**EXERCISE**
Count lines with "leitet" below; give only the number.

+++ GIVEN RECORDS +++

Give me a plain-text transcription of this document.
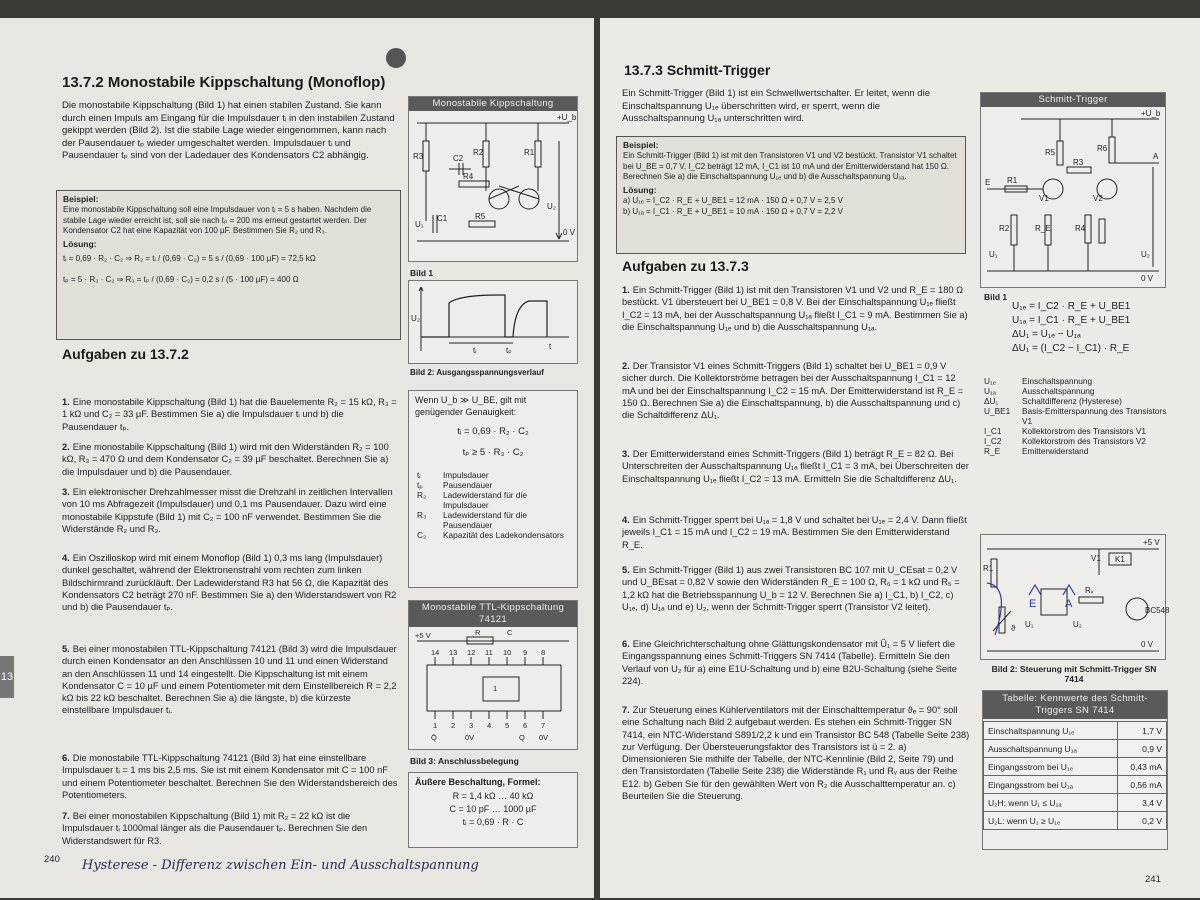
13
13.7.2 Monostabile Kippschaltung (Monoflop)
Die monostabile Kippschaltung (Bild 1) hat einen stabilen Zustand. Sie kann durch einen Impuls am Eingang für die Impulsdauer tᵢ in den instabilen Zustand gekippt werden (Bild 2). Ist die stabile Lage wieder eingenommen, kann nach der Pausendauer tₚ wieder umgeschaltet werden. Impulsdauer tᵢ und Pausendauer tₚ sind von der Ladedauer des Kondensators C2 abhängig.
Beispiel:
Eine monostabile Kippschaltung soll eine Impulsdauer von tᵢ = 5 s haben. Nachdem die stabile Lage wieder erreicht ist, soll sie nach tₚ = 200 ms erneut gestartet werden. Der Kondensator C2 hat eine Kapazität von 100 µF. Bestimmen Sie R₂ und R₃.
Lösung:
tᵢ = 0,69 · R₂ · C₂ ⇒ R₂ = tᵢ / (0,69 · C₂) = 5 s / (0,69 · 100 µF) = 72,5 kΩ
tₚ = 5 · R₃ · C₂ ⇒ R₃ = tₚ / (0,69 · C₂) = 0,2 s / (5 · 100 µF) = 400 Ω
Aufgaben zu 13.7.2
1. Eine monostabile Kippschaltung (Bild 1) hat die Bauelemente R₂ = 15 kΩ, R₃ = 1 kΩ und C₂ = 33 µF. Bestimmen Sie a) die Impulsdauer tᵢ und b) die Pausendauer tₚ.
2. Eine monostabile Kippschaltung (Bild 1) wird mit den Widerständen R₂ = 100 kΩ, R₃ = 470 Ω und dem Kondensator C₂ = 39 µF beschaltet. Berechnen Sie a) die Impulsdauer und b) die Pausendauer.
3. Ein elektronischer Drehzahlmesser misst die Drehzahl in zeitlichen Intervallen von 10 ms Abfragezeit (Impulsdauer) und 0,1 ms Pausendauer. Dazu wird eine monostabile Kippstufe (Bild 1) mit C₂ = 100 nF verwendet. Bestimmen Sie die Widerstände R₂ und R₃.
4. Ein Oszilloskop wird mit einem Monoflop (Bild 1) 0,3 ms lang (Impulsdauer) dunkel geschaltet, während der Elektronenstrahl vom rechten zum linken Bildschirmrand zurückläuft. Der Ladewiderstand R3 hat 56 Ω, die Kapazität des Kondensators C2 beträgt 270 nF. Bestimmen Sie a) den Widerstandswert von R2 und b) die Pausendauer tₚ.
5. Bei einer monostabilen TTL-Kippschaltung 74121 (Bild 3) wird die Impulsdauer durch einen Kondensator an den Anschlüssen 10 und 11 und einen Widerstand an den Anschlüssen 11 und 14 eingestellt. Die Kippschaltung ist mit einem Kondensator C = 10 µF und einem Potentiometer mit dem Einstellbereich R = 2,2 kΩ bis 22 kΩ beschaltet. Berechnen Sie a) die längste, b) die kürzeste einstellbare Impulsdauer tᵢ.
6. Die monostabile TTL-Kippschaltung 74121 (Bild 3) hat eine einstellbare Impulsdauer tᵢ = 1 ms bis 2,5 ms. Sie ist mit einem Kondensator mit C = 100 nF und einem Potentiometer beschaltet. Berechnen Sie den Widerstandsbereich des Potentiometers.
7. Bei einer monostabilen Kippschaltung (Bild 1) mit R₂ = 22 kΩ ist die Impulsdauer tᵢ 1000mal länger als die Pausendauer tₚ. Berechnen Sie den Widerstandswert für R3.
Monostabile Kippschaltung
+U_b
R3	R2	R1
C2
R4
C1	R5
U₂
0 V
U₁
Bild 1
U₂
tᵢ	tₚ	t
Bild 2: Ausgangsspannungsverlauf
Wenn U_b ≫ U_BE, gilt mit genügender Genauigkeit:
tᵢ = 0,69 · R₂ · C₂
tₚ ≥ 5 · R₃ · C₂
tᵢ	Impulsdauer
tₚ	Pausendauer
R₂	Ladewiderstand für die Impulsdauer
R₃	Ladewiderstand für die Pausendauer
C₂	Kapazität des Ladekondensators
Monostabile TTL-Kippschaltung 74121
+5 V	R	C
14 13 12 11 10 9 8
1 2 3 4 5 6 7
Q̄	0V	Q 0V
1
Bild 3: Anschlussbelegung
Äußere Beschaltung, Formel:
R = 1,4 kΩ … 40 kΩ
C = 10 pF … 1000 µF
tᵢ = 0,69 · R · C
240 Hysterese - Differenz zwischen Ein- und Ausschaltspannung
13.7.3 Schmitt-Trigger
Ein Schmitt-Trigger (Bild 1) ist ein Schwellwertschalter. Er leitet, wenn die Einschaltspannung U₁ₑ überschritten wird, er sperrt, wenn die Ausschaltspannung U₁ₐ unterschritten wird.
Beispiel:
Ein Schmitt-Trigger (Bild 1) ist mit den Transistoren V1 und V2 bestückt. Transistor V1 schaltet bei U_BE = 0,7 V, I_C2 beträgt 12 mA, I_C1 ist 10 mA und der Emitterwiderstand hat 150 Ω. Berechnen Sie a) die Einschaltspannung U₁ₑ und b) die Ausschaltspannung U₁ₐ.
Lösung:
a) U₁ₑ = I_C2 · R_E + U_BE1 = 12 mA · 150 Ω + 0,7 V = 2,5 V
b) U₁ₐ = I_C1 · R_E + U_BE1 = 10 mA · 150 Ω + 0,7 V = 2,2 V
Aufgaben zu 13.7.3
1. Ein Schmitt-Trigger (Bild 1) ist mit den Transistoren V1 und V2 und R_E = 180 Ω bestückt. V1 übersteuert bei U_BE1 = 0,8 V. Bei der Einschaltspannung U₁ₑ fließt I_C2 = 13 mA, bei der Ausschaltspannung U₁ₐ fließt I_C1 = 9 mA. Bestimmen Sie a) die Einschaltspannung U₁ₑ und b) die Ausschaltspannung U₁ₐ.
2. Der Transistor V1 eines Schmitt-Triggers (Bild 1) schaltet bei U_BE1 = 0,9 V sicher durch. Die Kollektorströme betragen bei der Ausschaltspannung I_C1 = 12 mA und bei der Einschaltspannung I_C2 = 15 mA. Der Emitterwiderstand ist R_E = 150 Ω. Berechnen Sie a) die Einschaltspannung, b) die Ausschaltspannung und c) die Schaltdifferenz ΔU₁.
3. Der Emitterwiderstand eines Schmitt-Triggers (Bild 1) beträgt R_E = 82 Ω. Bei Unterschreiten der Ausschaltspannung U₁ₐ fließt I_C1 = 3 mA, bei Überschreiten der Einschaltspannung U₁ₑ fließt I_C2 = 13 mA. Ermitteln Sie die Schaltdifferenz ΔU₁.
4. Ein Schmitt-Trigger sperrt bei U₁ₐ = 1,8 V und schaltet bei U₁ₑ = 2,4 V. Dann fließt jeweils I_C1 = 15 mA und I_C2 = 19 mA. Bestimmen Sie den Emitterwiderstand R_E.
5. Ein Schmitt-Trigger (Bild 1) aus zwei Transistoren BC 107 mit U_CEsat = 0,2 V und U_BEsat = 0,82 V sowie den Widerständen R_E = 100 Ω, R₆ = 1 kΩ und R₅ = 1,2 kΩ hat die Betriebsspannung U_b = 12 V. Berechnen Sie a) I_C1, b) I_C2, c) U₁ₑ, d) U₁ₐ und e) U₂, wenn der Schmitt-Trigger sperrt (Transistor V2 leitet).
6. Eine Gleichrichterschaltung ohne Glättungskondensator mit Û₁ = 5 V liefert die Eingangsspannung eines Schmitt-Triggers SN 7414 (Tabelle). Ermitteln Sie den Verlauf von U₂ für a) eine E1U-Schaltung und b) eine B2U-Schaltung (siehe Seite 224).
7. Zur Steuerung eines Kühlerventilators mit der Einschalttemperatur ϑₑ = 90° soll eine Schaltung nach Bild 2 aufgebaut werden. Es stehen ein Schmitt-Trigger SN 7414, ein NTC-Widerstand S891/2,2 k und ein Transistor BC 548 (Tabelle Seite 238) zur Verfügung. Der Übersteuerungsfaktor des Transistors ist ü = 2. a) Dimensionieren Sie mithilfe der Tabelle, der NTC-Kennlinie (Bild 2, Seite 79) und den Transistordaten (Tabelle Seite 238) die Widerstände R₁ und Rᵥ aus der Reihe E12. b) Geben Sie für den gewählten Wert von R₂ die Ausschalttemperatur an. c) Beurteilen Sie die Steuerung.
Schmitt-Trigger
+U_b
R5	R6
R3
R1
E
A
V1	V2
R2	R_E	R4
U₁	U₂
0 V
Bild 1
U₁ₑ = I_C2 · R_E + U_BE1
U₁ₐ = I_C1 · R_E + U_BE1
ΔU₁ = U₁ₑ − U₁ₐ
ΔU₁ = (I_C2 − I_C1) · R_E
U₁ₑ	Einschaltspannung
U₁ₐ	Ausschaltspannung
ΔU₁	Schaltdifferenz (Hysterese)
U_BE1	Basis-Emitterspannung des Transistors V1
I_C1	Kollektorstrom des Transistors V1
I_C2	Kollektorstrom des Transistors V2
R_E	Emitterwiderstand
+5 V
R1
V1 K1
Rᵥ
BC548
ϑ U₁	U₂
0 V
E	A
Bild 2: Steuerung mit Schmitt-Trigger SN 7414
Tabelle: Kennwerte des Schmitt-Triggers SN 7414
Einschaltspannung U₁ₑ	1,7 V
Ausschaltspannung U₁ₐ	0,9 V
Eingangsstrom bei U₁ₑ	0,43 mA
Eingangsstrom bei U₁ₐ	0,56 mA
U₂H: wenn U₁ ≤ U₁ₐ	3,4 V
U₂L: wenn U₁ ≥ U₁ₑ	0,2 V
241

+++

**YOUR RESPONSE**
2